Required task | Only a number is wanted: how many lines in the listing contain the word "problème"?

[Dataset records]
_ _ _ _ _ _ _

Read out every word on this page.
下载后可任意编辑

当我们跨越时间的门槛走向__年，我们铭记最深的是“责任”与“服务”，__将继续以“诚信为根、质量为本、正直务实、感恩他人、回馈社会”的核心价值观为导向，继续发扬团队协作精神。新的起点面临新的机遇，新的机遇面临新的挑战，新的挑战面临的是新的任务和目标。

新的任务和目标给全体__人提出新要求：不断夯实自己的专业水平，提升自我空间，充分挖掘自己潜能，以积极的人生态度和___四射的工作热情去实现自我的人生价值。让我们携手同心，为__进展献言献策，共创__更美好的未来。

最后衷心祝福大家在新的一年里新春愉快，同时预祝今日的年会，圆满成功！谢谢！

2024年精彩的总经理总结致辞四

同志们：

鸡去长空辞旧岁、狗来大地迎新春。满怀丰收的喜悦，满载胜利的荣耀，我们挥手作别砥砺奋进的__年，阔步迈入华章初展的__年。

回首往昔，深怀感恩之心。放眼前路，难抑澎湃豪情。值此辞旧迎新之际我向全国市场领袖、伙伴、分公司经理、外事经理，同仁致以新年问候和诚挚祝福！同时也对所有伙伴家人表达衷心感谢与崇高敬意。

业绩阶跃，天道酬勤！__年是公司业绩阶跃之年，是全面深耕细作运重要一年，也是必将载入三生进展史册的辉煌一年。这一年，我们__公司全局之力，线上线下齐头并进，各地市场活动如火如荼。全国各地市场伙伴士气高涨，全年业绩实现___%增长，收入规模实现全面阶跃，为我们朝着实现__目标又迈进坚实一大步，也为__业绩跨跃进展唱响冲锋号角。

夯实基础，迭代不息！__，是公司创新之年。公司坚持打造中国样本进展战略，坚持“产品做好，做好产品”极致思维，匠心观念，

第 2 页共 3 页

_ _ _ _ _ _ _

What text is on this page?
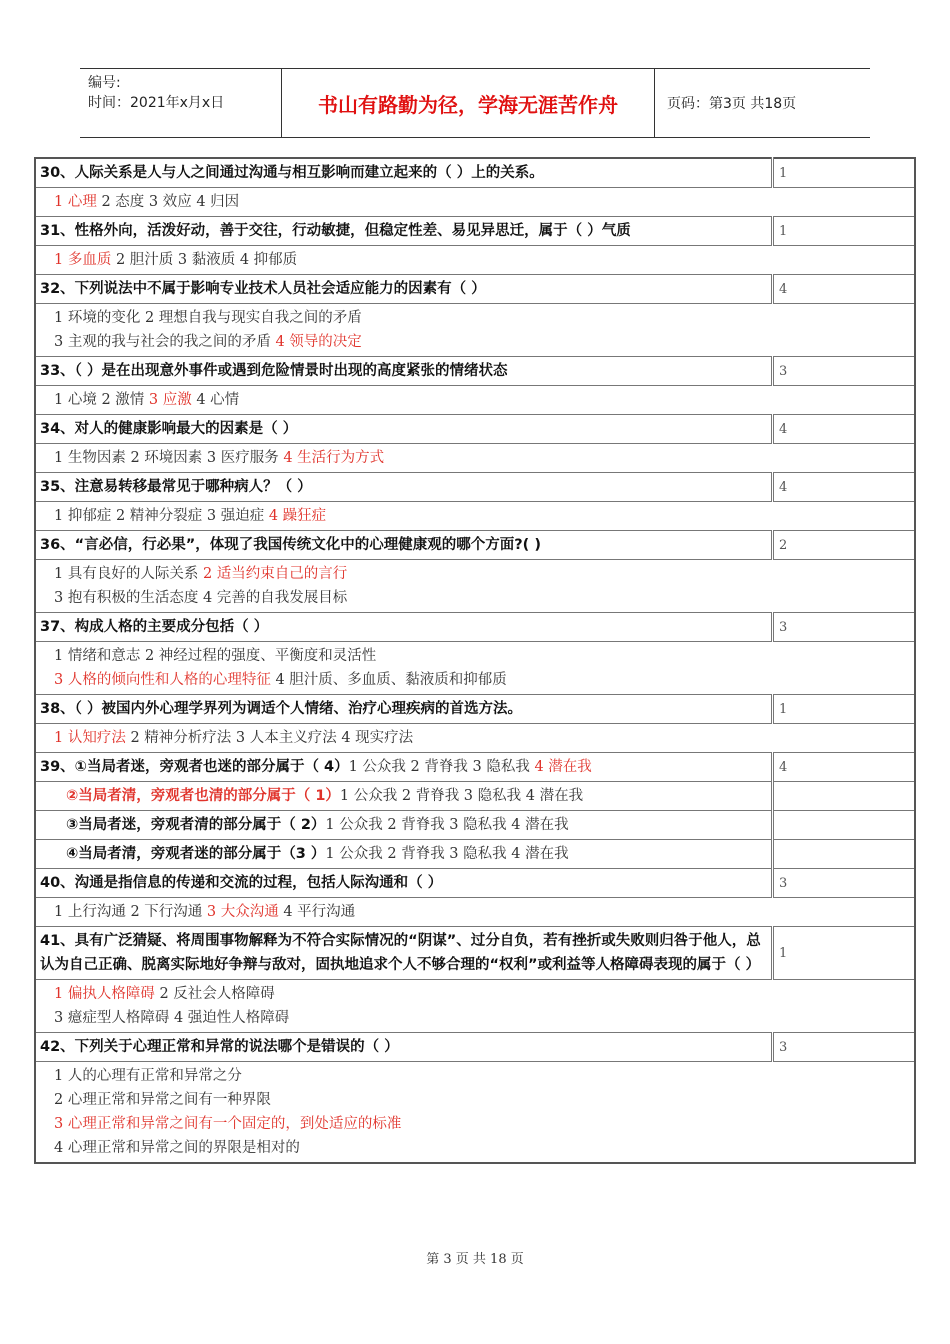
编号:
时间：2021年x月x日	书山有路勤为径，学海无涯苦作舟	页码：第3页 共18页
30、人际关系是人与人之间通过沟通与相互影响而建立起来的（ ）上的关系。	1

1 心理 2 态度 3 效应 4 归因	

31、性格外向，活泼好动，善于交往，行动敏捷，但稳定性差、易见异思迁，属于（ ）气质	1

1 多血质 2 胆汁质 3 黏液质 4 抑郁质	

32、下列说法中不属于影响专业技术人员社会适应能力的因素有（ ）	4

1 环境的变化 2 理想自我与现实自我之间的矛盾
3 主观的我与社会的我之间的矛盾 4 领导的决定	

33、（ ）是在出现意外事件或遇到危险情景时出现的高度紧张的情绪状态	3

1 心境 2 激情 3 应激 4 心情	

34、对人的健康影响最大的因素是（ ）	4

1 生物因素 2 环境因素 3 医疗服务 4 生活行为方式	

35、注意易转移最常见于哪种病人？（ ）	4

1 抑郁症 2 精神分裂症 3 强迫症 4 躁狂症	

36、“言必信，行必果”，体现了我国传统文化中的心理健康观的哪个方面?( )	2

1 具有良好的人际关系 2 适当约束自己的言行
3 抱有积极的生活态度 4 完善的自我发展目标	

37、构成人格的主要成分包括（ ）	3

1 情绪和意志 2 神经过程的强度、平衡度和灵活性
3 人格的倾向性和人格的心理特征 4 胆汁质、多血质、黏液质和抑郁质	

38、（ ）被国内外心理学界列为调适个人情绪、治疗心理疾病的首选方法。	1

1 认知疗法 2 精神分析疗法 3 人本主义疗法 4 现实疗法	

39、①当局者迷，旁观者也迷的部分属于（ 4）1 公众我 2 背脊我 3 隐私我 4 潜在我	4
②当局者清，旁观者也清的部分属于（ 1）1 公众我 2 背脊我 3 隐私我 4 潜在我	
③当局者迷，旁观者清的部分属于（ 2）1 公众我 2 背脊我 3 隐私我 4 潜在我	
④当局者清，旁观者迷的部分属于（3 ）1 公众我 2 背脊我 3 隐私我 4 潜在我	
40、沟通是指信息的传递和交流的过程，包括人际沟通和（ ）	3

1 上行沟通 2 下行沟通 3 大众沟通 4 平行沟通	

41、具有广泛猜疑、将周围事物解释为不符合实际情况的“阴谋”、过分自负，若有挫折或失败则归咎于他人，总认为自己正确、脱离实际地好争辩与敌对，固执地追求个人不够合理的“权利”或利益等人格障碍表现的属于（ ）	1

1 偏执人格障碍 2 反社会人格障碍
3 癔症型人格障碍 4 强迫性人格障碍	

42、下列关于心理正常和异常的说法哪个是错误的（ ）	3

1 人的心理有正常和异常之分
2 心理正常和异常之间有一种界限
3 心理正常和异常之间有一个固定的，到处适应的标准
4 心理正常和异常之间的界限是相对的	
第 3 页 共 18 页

_ _ _ _ _ _ _

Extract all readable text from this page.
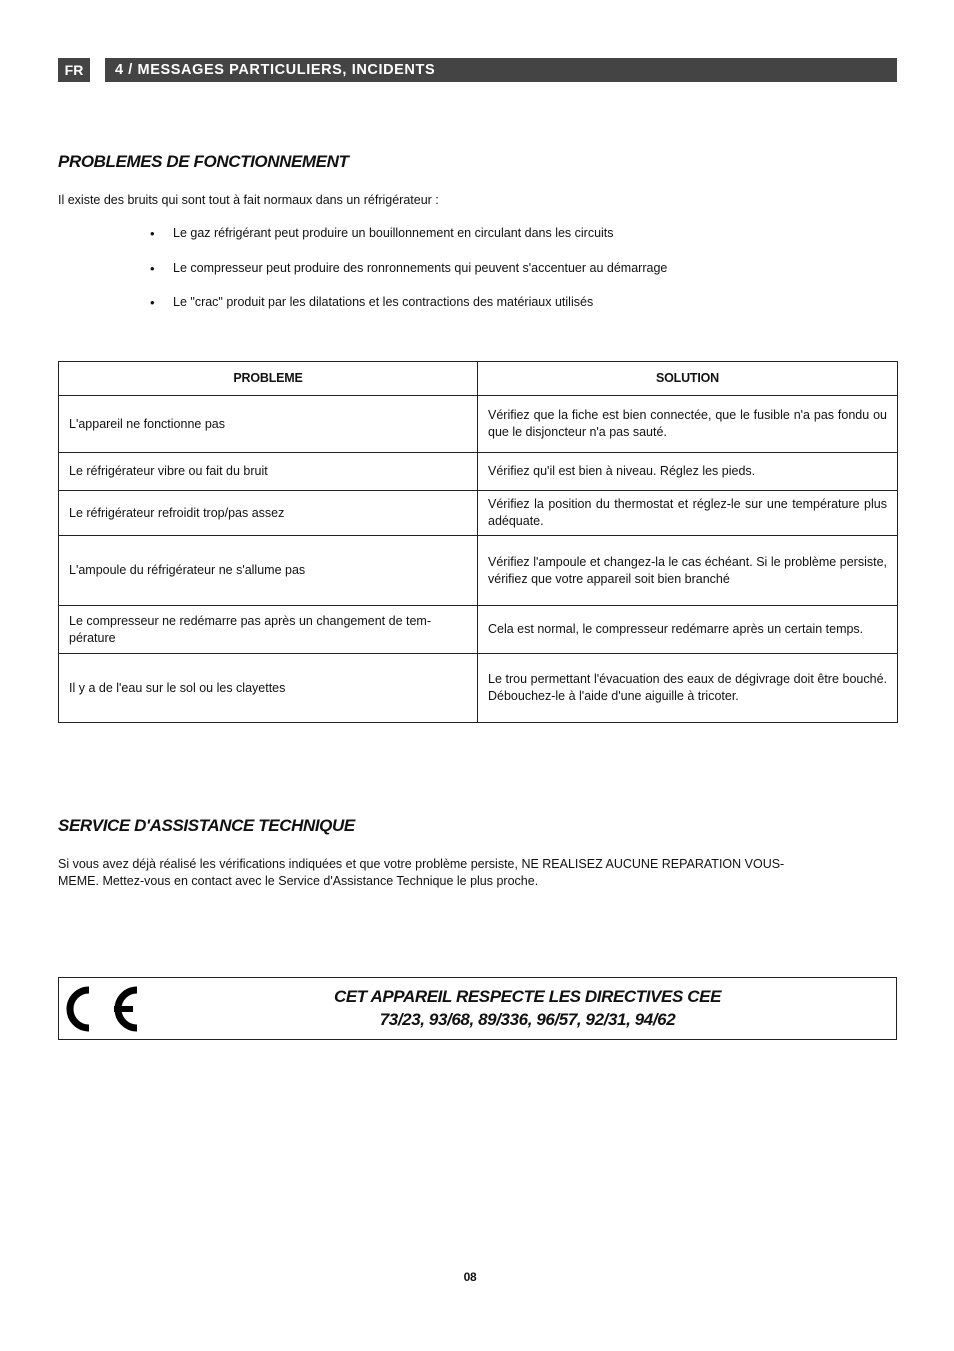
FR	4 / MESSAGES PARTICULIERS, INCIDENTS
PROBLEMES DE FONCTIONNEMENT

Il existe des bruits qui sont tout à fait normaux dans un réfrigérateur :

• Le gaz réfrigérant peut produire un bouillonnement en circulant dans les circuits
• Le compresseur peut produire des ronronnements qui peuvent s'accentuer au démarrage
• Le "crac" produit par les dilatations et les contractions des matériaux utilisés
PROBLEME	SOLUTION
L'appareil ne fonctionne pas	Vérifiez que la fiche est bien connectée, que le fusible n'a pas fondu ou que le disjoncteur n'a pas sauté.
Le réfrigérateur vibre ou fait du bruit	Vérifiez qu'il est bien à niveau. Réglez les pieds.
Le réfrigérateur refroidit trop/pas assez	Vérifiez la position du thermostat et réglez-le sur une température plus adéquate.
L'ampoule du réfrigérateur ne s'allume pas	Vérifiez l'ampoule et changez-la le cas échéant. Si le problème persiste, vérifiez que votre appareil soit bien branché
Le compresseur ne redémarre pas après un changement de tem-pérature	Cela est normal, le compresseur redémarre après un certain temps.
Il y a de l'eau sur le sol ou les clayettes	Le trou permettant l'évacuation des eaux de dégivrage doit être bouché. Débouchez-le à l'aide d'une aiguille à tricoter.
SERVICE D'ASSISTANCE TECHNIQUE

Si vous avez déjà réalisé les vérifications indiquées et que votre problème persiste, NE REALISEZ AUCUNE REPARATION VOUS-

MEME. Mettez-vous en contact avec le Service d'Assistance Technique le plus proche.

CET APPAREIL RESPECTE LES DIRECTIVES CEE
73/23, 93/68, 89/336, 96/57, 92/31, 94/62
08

_ _ _ _ _ _ _

Solved exercise | 2